Figure content listings
_ _ _ _ _ _ _
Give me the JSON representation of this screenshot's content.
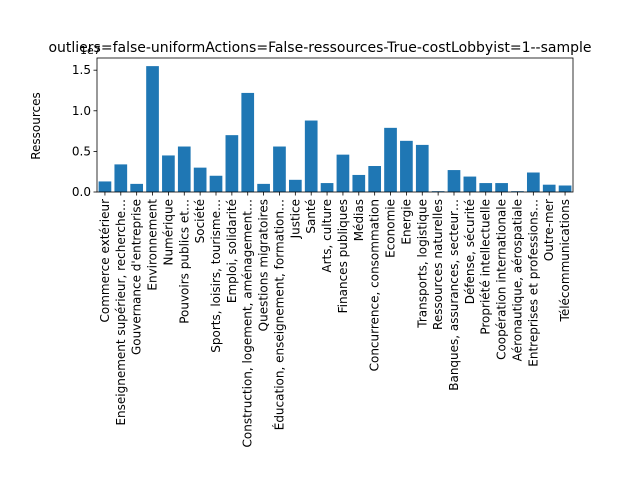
{
  "chart_data": {
    "type": "bar",
    "title": "outliers=false-uniformActions=False-ressources-True-costLobbyist=1--sample",
    "xlabel": "",
    "ylabel": "Ressources",
    "offset_text": "1e7",
    "ylim": [
      0,
      1.65
    ],
    "yticks": [
      0.0,
      0.5,
      1.0,
      1.5
    ],
    "ytick_labels": [
      "0.0",
      "0.5",
      "1.0",
      "1.5"
    ],
    "grid": false,
    "color": "#1f77b4",
    "categories": [
      "Commerce extérieur",
      "Enseignement supérieur, recherche…",
      "Gouvernance d'entreprise",
      "Environnement",
      "Numérique",
      "Pouvoirs publics et…",
      "Société",
      "Sports, loisirs, tourisme…",
      "Emploi, solidarité",
      "Construction, logement, aménagement…",
      "Questions migratoires",
      "Éducation, enseignement, formation…",
      "Justice",
      "Santé",
      "Arts, culture",
      "Finances publiques",
      "Médias",
      "Concurrence, consommation",
      "Economie",
      "Energie",
      "Transports, logistique",
      "Ressources naturelles",
      "Banques, assurances, secteur…",
      "Défense, sécurité",
      "Propriété intellectuelle",
      "Coopération internationale",
      "Aéronautique, aérospatiale",
      "Entreprises et professions…",
      "Outre-mer",
      "Télécommunications"
    ],
    "values": [
      0.13,
      0.34,
      0.1,
      1.55,
      0.45,
      0.56,
      0.3,
      0.2,
      0.7,
      1.22,
      0.1,
      0.56,
      0.15,
      0.88,
      0.11,
      0.46,
      0.21,
      0.32,
      0.79,
      0.63,
      0.58,
      0.01,
      0.27,
      0.19,
      0.11,
      0.11,
      0.01,
      0.24,
      0.09,
      0.08
    ]
  }
}
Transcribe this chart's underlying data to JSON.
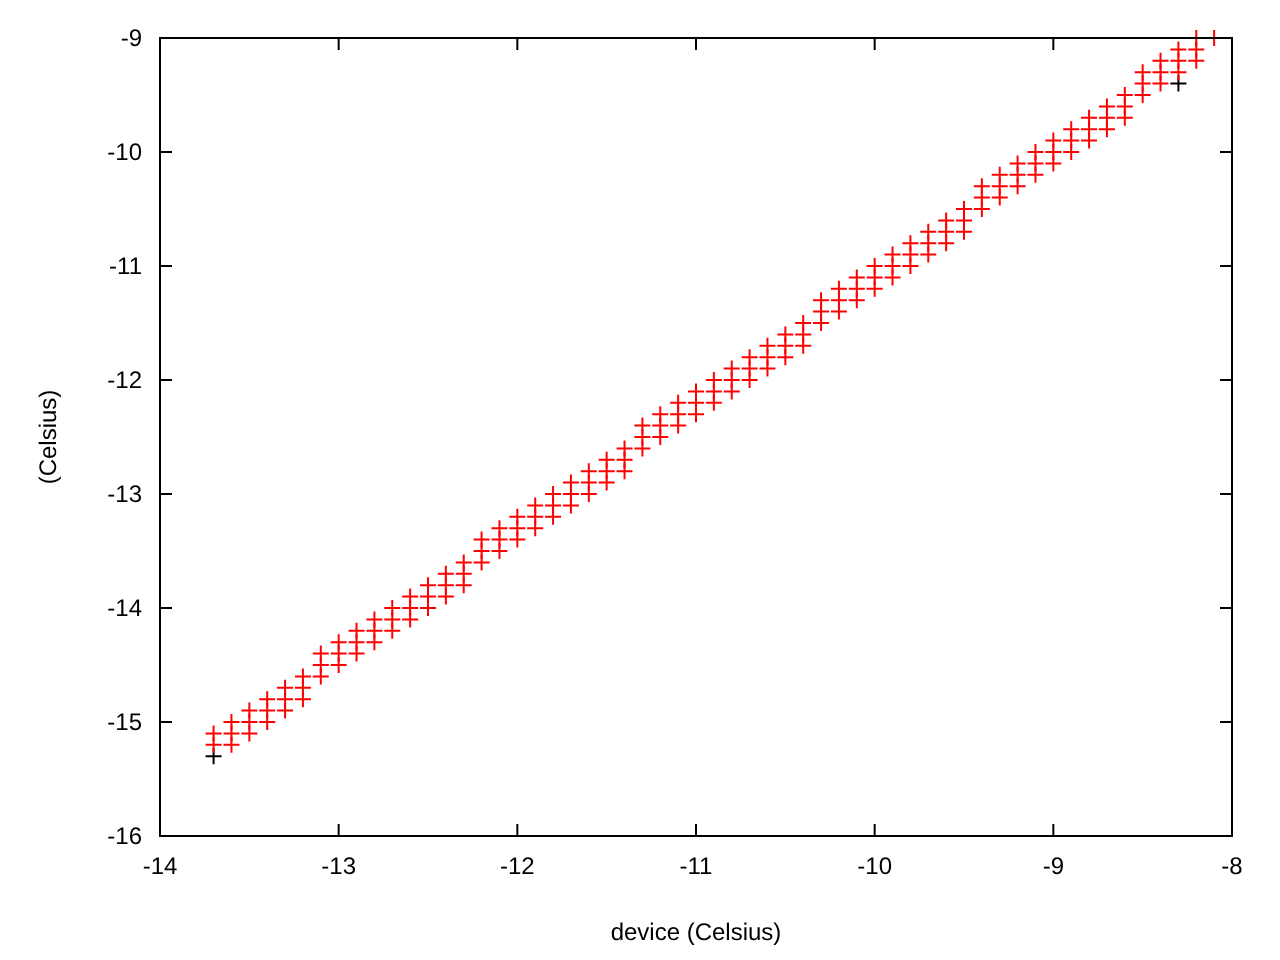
_ _ _ _ _ _ _
◆ Work to complete:
Using the records above, output their complete text exactly, minus any images.

◆ Answer to this problem:
Give me the JSON representation of this screenshot's content.
{
  "chart_data": {
    "type": "bar",
    "title": "outliers=false-uniformActions=False-ressources-True-costLobbyist=1--sample",
    "xlabel": "",
    "ylabel": "Ressources",
    "offset_text": "1e7",
    "ylim": [
      0,
      1.65
    ],
    "yticks": [
      0.0,
      0.5,
      1.0,
      1.5
    ],
    "ytick_labels": [
      "0.0",
      "0.5",
      "1.0",
      "1.5"
    ],
    "grid": false,
    "color": "#1f77b4",
    "categories": [
      "Commerce extérieur",
      "Enseignement supérieur, recherche…",
      "Gouvernance d'entreprise",
      "Environnement",
      "Numérique",
      "Pouvoirs publics et…",
      "Société",
      "Sports, loisirs, tourisme…",
      "Emploi, solidarité",
      "Construction, logement, aménagement…",
      "Questions migratoires",
      "Éducation, enseignement, formation…",
      "Justice",
      "Santé",
      "Arts, culture",
      "Finances publiques",
      "Médias",
      "Concurrence, consommation",
      "Economie",
      "Energie",
      "Transports, logistique",
      "Ressources naturelles",
      "Banques, assurances, secteur…",
      "Défense, sécurité",
      "Propriété intellectuelle",
      "Coopération internationale",
      "Aéronautique, aérospatiale",
      "Entreprises et professions…",
      "Outre-mer",
      "Télécommunications"
    ],
    "values": [
      0.13,
      0.34,
      0.1,
      1.55,
      0.45,
      0.56,
      0.3,
      0.2,
      0.7,
      1.22,
      0.1,
      0.56,
      0.15,
      0.88,
      0.11,
      0.46,
      0.21,
      0.32,
      0.79,
      0.63,
      0.58,
      0.01,
      0.27,
      0.19,
      0.11,
      0.11,
      0.01,
      0.24,
      0.09,
      0.08
    ]
  }
}
Transcribe this chart's underlying data to JSON.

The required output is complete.